▶ **Records supplied**
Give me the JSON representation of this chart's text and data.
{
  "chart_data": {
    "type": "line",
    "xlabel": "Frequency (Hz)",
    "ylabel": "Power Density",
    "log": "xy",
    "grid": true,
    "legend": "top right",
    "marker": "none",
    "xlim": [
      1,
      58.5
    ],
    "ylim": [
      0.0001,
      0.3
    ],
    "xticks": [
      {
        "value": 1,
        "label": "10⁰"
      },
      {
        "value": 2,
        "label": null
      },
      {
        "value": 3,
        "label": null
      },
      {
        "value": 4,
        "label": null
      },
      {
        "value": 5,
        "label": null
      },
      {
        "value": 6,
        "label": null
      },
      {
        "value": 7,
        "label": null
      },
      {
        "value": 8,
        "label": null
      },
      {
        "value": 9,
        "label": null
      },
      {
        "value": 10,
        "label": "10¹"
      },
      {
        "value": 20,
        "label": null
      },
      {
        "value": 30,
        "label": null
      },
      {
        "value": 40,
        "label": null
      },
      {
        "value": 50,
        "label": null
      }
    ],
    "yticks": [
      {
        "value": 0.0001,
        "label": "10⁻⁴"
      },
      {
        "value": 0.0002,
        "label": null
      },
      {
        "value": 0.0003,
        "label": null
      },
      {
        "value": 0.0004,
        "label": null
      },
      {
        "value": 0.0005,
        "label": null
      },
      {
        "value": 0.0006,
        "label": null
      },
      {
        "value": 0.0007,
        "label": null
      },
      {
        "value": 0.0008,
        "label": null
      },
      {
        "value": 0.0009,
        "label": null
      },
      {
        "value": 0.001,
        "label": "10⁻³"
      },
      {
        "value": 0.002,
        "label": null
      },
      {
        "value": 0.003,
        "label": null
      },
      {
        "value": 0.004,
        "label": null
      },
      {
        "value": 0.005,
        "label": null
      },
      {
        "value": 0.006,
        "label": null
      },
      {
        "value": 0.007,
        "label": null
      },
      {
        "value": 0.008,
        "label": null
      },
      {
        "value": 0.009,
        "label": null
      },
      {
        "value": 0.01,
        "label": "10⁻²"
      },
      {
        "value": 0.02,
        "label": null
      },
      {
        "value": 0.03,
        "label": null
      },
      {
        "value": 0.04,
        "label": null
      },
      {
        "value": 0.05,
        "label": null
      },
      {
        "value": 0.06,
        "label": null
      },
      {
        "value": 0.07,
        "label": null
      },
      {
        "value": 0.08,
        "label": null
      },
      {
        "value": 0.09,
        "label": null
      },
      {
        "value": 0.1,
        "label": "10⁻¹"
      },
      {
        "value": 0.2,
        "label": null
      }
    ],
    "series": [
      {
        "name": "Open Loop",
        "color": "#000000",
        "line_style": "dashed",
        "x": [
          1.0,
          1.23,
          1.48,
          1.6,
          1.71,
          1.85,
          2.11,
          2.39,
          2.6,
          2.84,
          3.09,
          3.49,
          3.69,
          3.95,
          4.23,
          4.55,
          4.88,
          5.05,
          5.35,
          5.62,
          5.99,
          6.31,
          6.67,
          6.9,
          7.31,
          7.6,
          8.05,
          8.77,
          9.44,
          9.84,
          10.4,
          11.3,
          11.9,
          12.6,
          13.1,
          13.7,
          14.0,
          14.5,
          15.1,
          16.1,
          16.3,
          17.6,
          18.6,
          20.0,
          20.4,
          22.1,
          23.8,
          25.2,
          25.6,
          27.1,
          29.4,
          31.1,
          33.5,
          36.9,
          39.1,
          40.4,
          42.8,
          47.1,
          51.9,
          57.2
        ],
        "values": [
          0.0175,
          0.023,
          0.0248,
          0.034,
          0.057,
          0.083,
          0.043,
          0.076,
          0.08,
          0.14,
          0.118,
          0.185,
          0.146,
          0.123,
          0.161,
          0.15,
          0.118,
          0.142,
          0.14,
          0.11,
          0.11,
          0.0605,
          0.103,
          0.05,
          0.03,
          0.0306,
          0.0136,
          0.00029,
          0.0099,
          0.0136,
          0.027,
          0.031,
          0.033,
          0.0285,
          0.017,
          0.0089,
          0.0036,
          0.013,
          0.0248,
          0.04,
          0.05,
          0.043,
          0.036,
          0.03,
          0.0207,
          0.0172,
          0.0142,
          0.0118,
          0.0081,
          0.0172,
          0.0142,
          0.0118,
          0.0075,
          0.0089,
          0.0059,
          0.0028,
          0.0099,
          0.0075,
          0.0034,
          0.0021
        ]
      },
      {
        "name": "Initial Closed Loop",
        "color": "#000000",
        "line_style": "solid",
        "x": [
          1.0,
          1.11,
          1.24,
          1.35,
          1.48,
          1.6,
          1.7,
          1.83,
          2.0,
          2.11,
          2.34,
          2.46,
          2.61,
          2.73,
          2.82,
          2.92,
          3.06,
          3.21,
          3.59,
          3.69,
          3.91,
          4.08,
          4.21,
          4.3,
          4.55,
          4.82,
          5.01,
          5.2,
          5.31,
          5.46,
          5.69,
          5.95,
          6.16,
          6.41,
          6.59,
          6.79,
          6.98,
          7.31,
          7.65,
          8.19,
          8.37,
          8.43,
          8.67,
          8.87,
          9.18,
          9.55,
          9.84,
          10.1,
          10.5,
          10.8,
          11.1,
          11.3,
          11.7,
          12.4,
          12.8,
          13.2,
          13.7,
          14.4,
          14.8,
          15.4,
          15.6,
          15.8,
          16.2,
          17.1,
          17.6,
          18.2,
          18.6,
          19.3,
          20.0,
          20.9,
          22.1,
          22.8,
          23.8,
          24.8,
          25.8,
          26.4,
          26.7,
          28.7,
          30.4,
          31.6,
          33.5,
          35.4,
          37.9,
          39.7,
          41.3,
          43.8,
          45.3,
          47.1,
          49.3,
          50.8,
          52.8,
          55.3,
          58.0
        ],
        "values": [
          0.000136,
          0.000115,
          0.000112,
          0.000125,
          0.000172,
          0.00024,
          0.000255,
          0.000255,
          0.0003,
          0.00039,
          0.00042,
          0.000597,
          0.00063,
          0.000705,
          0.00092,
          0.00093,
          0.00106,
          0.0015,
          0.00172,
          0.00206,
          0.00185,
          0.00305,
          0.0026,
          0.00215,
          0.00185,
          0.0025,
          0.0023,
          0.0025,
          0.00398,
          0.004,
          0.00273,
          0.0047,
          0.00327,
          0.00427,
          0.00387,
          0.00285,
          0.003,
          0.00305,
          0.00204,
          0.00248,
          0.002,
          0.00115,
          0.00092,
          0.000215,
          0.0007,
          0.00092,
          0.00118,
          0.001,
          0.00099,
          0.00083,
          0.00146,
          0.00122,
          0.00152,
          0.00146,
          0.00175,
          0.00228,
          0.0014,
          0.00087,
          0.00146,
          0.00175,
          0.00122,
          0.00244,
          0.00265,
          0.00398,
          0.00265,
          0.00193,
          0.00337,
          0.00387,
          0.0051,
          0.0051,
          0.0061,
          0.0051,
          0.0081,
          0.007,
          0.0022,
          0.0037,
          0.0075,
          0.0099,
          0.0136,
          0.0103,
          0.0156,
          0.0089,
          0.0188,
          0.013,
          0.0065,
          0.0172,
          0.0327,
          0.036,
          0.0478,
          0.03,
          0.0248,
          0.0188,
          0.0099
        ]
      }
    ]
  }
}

▶ **Requirement**
Respond with the number of lines containing "name" and no additional words.

▶ **Exercise answer**
2